Your task is to gather the lines below that hold the string "blandit".

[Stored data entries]
•••
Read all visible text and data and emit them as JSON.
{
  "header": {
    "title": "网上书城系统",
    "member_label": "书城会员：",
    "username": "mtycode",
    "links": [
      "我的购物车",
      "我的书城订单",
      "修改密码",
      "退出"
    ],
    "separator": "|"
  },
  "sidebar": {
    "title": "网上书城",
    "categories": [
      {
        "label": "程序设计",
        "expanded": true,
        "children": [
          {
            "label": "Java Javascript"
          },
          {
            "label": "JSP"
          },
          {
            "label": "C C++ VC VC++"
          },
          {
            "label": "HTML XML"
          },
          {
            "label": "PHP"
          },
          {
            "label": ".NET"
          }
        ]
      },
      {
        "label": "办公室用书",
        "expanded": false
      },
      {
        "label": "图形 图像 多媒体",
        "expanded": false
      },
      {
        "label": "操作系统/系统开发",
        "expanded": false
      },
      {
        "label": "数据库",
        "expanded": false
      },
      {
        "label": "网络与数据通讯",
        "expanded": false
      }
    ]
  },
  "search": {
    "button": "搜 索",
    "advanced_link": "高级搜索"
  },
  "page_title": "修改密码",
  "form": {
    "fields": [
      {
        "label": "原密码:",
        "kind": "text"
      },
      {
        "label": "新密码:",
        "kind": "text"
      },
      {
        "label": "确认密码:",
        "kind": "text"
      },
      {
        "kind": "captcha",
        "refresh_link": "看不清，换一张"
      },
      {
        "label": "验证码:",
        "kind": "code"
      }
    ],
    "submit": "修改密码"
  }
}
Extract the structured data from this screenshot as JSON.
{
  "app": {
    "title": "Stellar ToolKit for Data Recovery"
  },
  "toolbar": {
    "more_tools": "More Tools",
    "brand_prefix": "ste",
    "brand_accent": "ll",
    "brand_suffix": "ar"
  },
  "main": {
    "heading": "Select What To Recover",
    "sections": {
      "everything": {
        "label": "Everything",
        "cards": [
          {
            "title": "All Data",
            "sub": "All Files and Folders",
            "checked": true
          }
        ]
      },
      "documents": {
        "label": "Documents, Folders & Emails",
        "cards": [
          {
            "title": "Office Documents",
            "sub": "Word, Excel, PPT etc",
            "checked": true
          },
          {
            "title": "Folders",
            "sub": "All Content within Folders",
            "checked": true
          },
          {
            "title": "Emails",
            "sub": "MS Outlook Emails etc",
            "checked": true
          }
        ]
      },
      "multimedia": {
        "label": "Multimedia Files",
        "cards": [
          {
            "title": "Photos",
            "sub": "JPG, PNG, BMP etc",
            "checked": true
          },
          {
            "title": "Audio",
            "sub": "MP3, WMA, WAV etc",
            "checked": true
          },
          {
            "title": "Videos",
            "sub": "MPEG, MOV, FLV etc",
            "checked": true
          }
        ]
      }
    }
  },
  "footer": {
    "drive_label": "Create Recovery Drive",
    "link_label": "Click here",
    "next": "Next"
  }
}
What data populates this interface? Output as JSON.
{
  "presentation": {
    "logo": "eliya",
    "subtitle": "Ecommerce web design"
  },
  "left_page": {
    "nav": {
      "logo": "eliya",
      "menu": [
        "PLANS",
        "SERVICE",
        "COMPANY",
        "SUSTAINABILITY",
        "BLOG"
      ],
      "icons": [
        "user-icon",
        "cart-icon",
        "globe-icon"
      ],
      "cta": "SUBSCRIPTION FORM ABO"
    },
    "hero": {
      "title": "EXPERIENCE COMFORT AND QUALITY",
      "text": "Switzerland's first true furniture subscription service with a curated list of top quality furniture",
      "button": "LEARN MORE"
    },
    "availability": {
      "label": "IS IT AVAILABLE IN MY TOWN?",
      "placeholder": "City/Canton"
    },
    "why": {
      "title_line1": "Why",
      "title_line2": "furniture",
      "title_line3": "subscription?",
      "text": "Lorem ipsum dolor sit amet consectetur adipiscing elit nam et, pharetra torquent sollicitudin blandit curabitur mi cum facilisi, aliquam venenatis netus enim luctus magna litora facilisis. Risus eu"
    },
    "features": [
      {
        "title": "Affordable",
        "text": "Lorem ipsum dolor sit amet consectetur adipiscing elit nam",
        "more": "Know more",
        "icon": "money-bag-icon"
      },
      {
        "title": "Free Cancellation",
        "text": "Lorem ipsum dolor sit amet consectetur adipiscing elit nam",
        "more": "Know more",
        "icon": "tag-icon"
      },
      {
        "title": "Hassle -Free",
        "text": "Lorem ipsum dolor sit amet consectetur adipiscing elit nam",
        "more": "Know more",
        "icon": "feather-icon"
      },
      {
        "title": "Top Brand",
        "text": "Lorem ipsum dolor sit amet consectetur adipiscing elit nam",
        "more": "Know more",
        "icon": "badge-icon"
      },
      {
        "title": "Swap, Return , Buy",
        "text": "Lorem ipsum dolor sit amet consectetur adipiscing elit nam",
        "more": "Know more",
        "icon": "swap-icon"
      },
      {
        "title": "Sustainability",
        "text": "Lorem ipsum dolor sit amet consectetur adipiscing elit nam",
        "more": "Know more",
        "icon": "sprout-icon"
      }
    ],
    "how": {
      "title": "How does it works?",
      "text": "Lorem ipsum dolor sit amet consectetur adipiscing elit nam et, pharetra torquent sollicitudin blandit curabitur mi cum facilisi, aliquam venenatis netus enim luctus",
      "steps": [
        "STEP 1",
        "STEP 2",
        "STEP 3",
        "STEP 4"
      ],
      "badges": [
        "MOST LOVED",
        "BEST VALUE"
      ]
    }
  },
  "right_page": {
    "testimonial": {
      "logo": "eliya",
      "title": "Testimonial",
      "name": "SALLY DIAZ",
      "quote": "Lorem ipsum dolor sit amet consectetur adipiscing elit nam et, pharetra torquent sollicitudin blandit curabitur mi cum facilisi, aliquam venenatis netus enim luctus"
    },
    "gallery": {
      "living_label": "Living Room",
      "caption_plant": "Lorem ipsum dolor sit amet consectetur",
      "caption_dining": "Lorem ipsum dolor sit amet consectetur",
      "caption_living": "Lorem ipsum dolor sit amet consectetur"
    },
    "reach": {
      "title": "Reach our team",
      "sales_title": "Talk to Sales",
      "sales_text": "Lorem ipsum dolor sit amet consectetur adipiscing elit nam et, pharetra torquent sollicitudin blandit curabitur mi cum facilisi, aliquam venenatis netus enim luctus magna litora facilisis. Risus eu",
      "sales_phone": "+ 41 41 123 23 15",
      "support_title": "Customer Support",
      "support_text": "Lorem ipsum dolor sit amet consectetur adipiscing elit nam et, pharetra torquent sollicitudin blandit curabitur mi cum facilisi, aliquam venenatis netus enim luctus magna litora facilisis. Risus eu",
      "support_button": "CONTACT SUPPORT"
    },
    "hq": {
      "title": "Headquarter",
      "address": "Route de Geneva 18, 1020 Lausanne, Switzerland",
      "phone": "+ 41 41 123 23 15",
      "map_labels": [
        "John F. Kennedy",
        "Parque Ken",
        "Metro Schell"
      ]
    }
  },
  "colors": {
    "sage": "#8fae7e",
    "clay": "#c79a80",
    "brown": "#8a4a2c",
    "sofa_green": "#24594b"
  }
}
•••
Answer to the problem —
      "text": "Lorem ipsum dolor sit amet consectetur adipiscing elit nam et, pharetra torquent sollicitudin blandit curabitur mi cum facilisi, aliquam venenatis netus enim luctus magna litora facilisis. Risus eu"
      "text": "Lorem ipsum dolor sit amet consectetur adipiscing elit nam et, pharetra torquent sollicitudin blandit curabitur mi cum facilisi, aliquam venenatis netus enim luctus",
      "quote": "Lorem ipsum dolor sit amet consectetur adipiscing elit nam et, pharetra torquent sollicitudin blandit curabitur mi cum facilisi, aliquam venenatis netus enim luctus"
      "sales_text": "Lorem ipsum dolor sit amet consectetur adipiscing elit nam et, pharetra torquent sollicitudin blandit curabitur mi cum facilisi, aliquam venenatis netus enim luctus magna litora facilisis. Risus eu",
      "support_text": "Lorem ipsum dolor sit amet consectetur adipiscing elit nam et, pharetra torquent sollicitudin blandit curabitur mi cum facilisi, aliquam venenatis netus enim luctus magna litora facilisis. Risus eu",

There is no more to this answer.